** GIVEN REQUEST **
Search the listing for "CONFORT" and copy every line where it appears.
+-------+
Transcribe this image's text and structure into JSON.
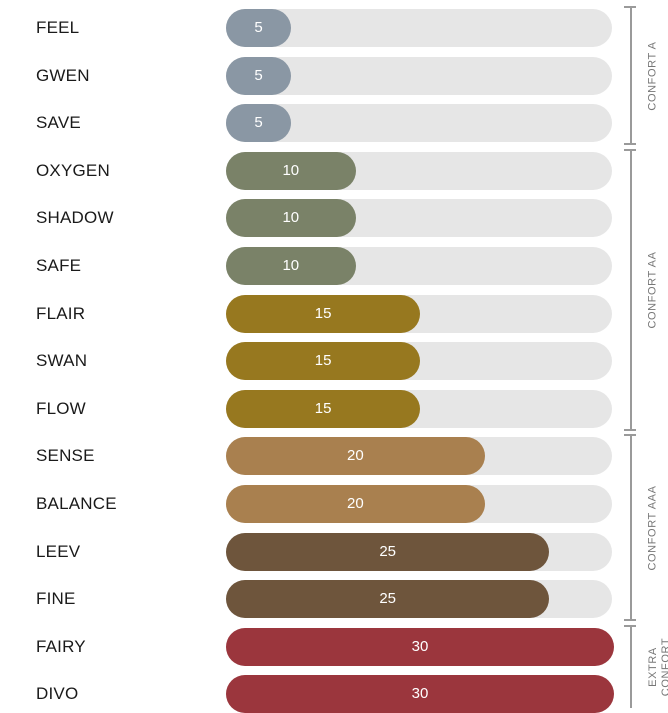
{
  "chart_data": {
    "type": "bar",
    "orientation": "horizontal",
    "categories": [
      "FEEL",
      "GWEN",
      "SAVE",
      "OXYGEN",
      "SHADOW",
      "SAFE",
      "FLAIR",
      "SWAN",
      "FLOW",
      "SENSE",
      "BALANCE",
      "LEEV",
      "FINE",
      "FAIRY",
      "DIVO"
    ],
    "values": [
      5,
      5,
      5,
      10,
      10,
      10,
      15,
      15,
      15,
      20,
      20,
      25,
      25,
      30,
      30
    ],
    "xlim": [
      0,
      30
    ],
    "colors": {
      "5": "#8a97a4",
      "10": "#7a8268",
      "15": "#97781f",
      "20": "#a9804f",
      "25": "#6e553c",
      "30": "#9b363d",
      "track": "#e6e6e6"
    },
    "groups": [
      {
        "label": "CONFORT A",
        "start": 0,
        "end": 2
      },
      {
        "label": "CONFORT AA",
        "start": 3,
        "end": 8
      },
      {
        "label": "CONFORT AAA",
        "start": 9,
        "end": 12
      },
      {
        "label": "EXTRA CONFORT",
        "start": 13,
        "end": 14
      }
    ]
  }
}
+-------+
** SOLUTION **
        "label": "CONFORT A",
        "label": "CONFORT AA",
        "label": "CONFORT AAA",
        "label": "EXTRA CONFORT",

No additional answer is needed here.